Archive for the ‘Usability’ Category

Planning for change

Tuesday, August 25th, 2009

This sort of thing always worries me. I really wish we had a more formal way of alerting users that functionality was going to go away, rather than just pulling the rug from under their feet when they install a new release.

At Sun, and I’m sure at most other companies that support software products, we have to tell our customers in advance when (certain) features are going away. We can’t just drop them from one release to the next because we’ve gone off the idea.

Personally, I’d like to see GNOME manage this a lot better, perhaps (from the end user’s perspective) via a section in the GNOME release notes that said which features we intended to remove from the next release. The impact of such changes would then have to be thought through well in advance, and there’d be plenty of time to remove the feature, fix any related issues, and properly update the documentation prior to its actual disappearance. And users would have time to prepare for the change, and have the opportunity to raise any sensible objections before the fact, rather than after it.

(This thought isn’t especially new, nor directly aimed at the proposed Windows capplet removal… although I do know that’s a decision that would generate support calls for Sun users and customers, who always scream when anything related to their sloppy focus settings breaks, changes or goes away. Many of them have been using sloppy focus on UNIX desktops since before GNOME or even Linux were first thought of, so it’s not a feature we like to mess with…)

######

-- Given problem 1 --
Quote the post on planning for change from the words "This sort of" up to and including the words "off the idea.", with the wording unchanged.

-- Provided records --
######

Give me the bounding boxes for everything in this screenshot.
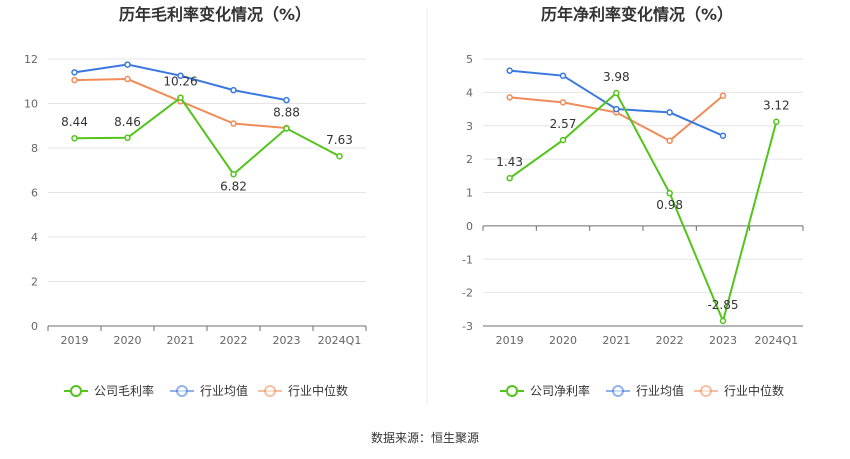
net-y-tick-label: 2 [466, 153, 473, 166]
gross-data-label: 6.82 [220, 179, 247, 193]
net-series-line-company [509, 91, 778, 325]
gross-point-company [71, 134, 78, 142]
net-data-label: 2.57 [550, 117, 577, 131]
gross-point-industry_avg [230, 86, 237, 94]
gross-point-industry_median [124, 75, 131, 83]
net-data-label: 3.98 [603, 70, 630, 84]
gross-point-industry_median [71, 76, 78, 84]
net-margin-chart: 历年净利率变化情况（%） -3 -2 -1 0 1 2 3 4 5 2019 2020 2021 202… [462, 5, 804, 398]
net-y-tick-label: 3 [466, 120, 473, 133]
source-label: 数据来源：恒生聚源 [371, 430, 479, 445]
gross-legend-label-company: 公司毛利率 [94, 383, 154, 398]
net-legend-label-industry_median: 行业中位数 [724, 383, 784, 398]
net-y-tick-label: -3 [462, 320, 473, 333]
gross-point-company [230, 171, 237, 178]
net-point-company [559, 136, 567, 144]
net-y-tick-label: 4 [466, 86, 473, 99]
net-x-tick-label: 2019 [496, 334, 524, 347]
net-point-industry_median [666, 137, 673, 145]
net-point-industry_avg [666, 109, 673, 116]
gross-y-tick-label: 12 [24, 53, 38, 66]
gross-data-label: 10.26 [163, 75, 197, 89]
net-legend-marker-company [506, 385, 518, 397]
gross-x-tick-label: 2021 [167, 334, 195, 347]
net-data-label: 3.12 [763, 99, 790, 113]
gross-data-label: 8.46 [114, 115, 141, 129]
net-y-tick-label: -1 [462, 253, 473, 266]
net-point-company [613, 89, 620, 97]
gross-point-company [283, 125, 290, 132]
gross-point-company [124, 134, 131, 142]
gross-legend-label-industry_avg: 行业均值 [200, 383, 248, 398]
gross-margin-title: 历年毛利率变化情况（%） [119, 5, 311, 24]
gross-x-tick-label: 2024Q1 [318, 334, 362, 347]
gross-point-industry_avg [71, 69, 78, 76]
net-x-tick-label: 2023 [709, 334, 737, 347]
gross-y-tick-label: 2 [31, 276, 38, 289]
net-series-line-industry_median [509, 94, 724, 142]
net-point-company [773, 118, 780, 125]
net-point-industry_avg [559, 72, 567, 79]
net-data-label: -2.85 [707, 298, 738, 312]
gross-x-tick-label: 2022 [220, 334, 248, 347]
net-x-tick-label: 2020 [549, 334, 577, 347]
net-y-tick-label: -2 [462, 287, 473, 300]
net-x-tick-label: 2022 [656, 334, 684, 347]
net-point-company [506, 174, 513, 182]
net-point-industry_avg [613, 105, 620, 113]
net-point-industry_avg [506, 67, 513, 74]
gross-legend-marker-industry_median [264, 385, 276, 397]
net-legend-marker-industry_avg [612, 385, 624, 397]
gross-data-label: 7.63 [326, 133, 353, 147]
net-y-tick-label: 5 [466, 53, 473, 66]
gross-x-tick-label: 2019 [61, 334, 89, 347]
net-data-label: 1.43 [496, 155, 523, 169]
gross-point-company [177, 94, 184, 101]
gross-legend-marker-industry_avg [176, 385, 188, 397]
gross-y-tick-label: 6 [31, 187, 38, 200]
net-y-tick-label: 0 [466, 220, 473, 233]
gross-y-tick-label: 8 [31, 142, 38, 155]
gross-point-industry_median [230, 120, 237, 127]
net-y-tick-label: 1 [466, 187, 473, 200]
gross-margin-chart: 历年毛利率变化情况（%） 0 2 4 6 8 10 12 2019 2020 2021 2022 20… [24, 5, 367, 398]
net-point-company [719, 317, 727, 325]
net-x-tick-label: 2024Q1 [755, 334, 799, 347]
gross-y-tick-label: 10 [24, 98, 38, 111]
net-legend-label-industry_avg: 行业均值 [636, 383, 684, 398]
net-margin-title: 历年净利率变化情况（%） [541, 5, 733, 24]
gross-point-industry_avg [124, 61, 131, 68]
gross-point-company [336, 152, 343, 160]
gross-y-tick-label: 0 [31, 320, 38, 333]
net-point-company [666, 189, 673, 197]
net-point-industry_median [506, 94, 513, 101]
net-point-industry_median [719, 92, 727, 99]
net-point-industry_median [559, 99, 567, 106]
gross-series-line-company [74, 96, 340, 176]
gross-data-label: 8.88 [273, 105, 300, 119]
net-data-label: 0.98 [656, 198, 683, 212]
net-x-tick-label: 2021 [602, 334, 630, 347]
gross-x-tick-label: 2023 [273, 334, 301, 347]
gross-x-tick-label: 2020 [114, 334, 142, 347]
gross-point-industry_avg [283, 96, 290, 104]
gross-data-label: 8.44 [61, 115, 88, 129]
gross-legend-marker-company [70, 385, 82, 397]
gross-point-industry_avg [177, 72, 184, 79]
net-legend-marker-industry_median [700, 385, 712, 397]
net-legend-label-company: 公司净利率 [530, 383, 590, 398]
gross-y-tick-label: 4 [31, 231, 38, 244]
net-point-industry_avg [719, 132, 727, 140]
gross-legend-label-industry_median: 行业中位数 [288, 383, 348, 398]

######

-- Given problem 2 --
In the records, print the lines from the line with "net-y-tick-label: 2 [466, 153, 473, 166]" up to and including the line with "gross-point-industry_avg [230, 86, 237, 94]", without any change.

-- Exercise answer 1 --
This sort of thing always worries me. I really wish we had a more formal way of alerting users that functionality was going to go away, rather than just pulling the rug from under their feet when they install a new release.

At Sun, and I’m sure at most other companies that support software products, we have to tell our customers in advance when (certain) features are going away. We can’t just drop them from one release to the next because we’ve gone off the idea.

-- Exercise answer 2 --
net-y-tick-label: 2 [466, 153, 473, 166]
gross-data-label: 6.82 [220, 179, 247, 193]
net-series-line-company [509, 91, 778, 325]
gross-point-company [71, 134, 78, 142]
net-data-label: 2.57 [550, 117, 577, 131]
gross-point-industry_avg [230, 86, 237, 94]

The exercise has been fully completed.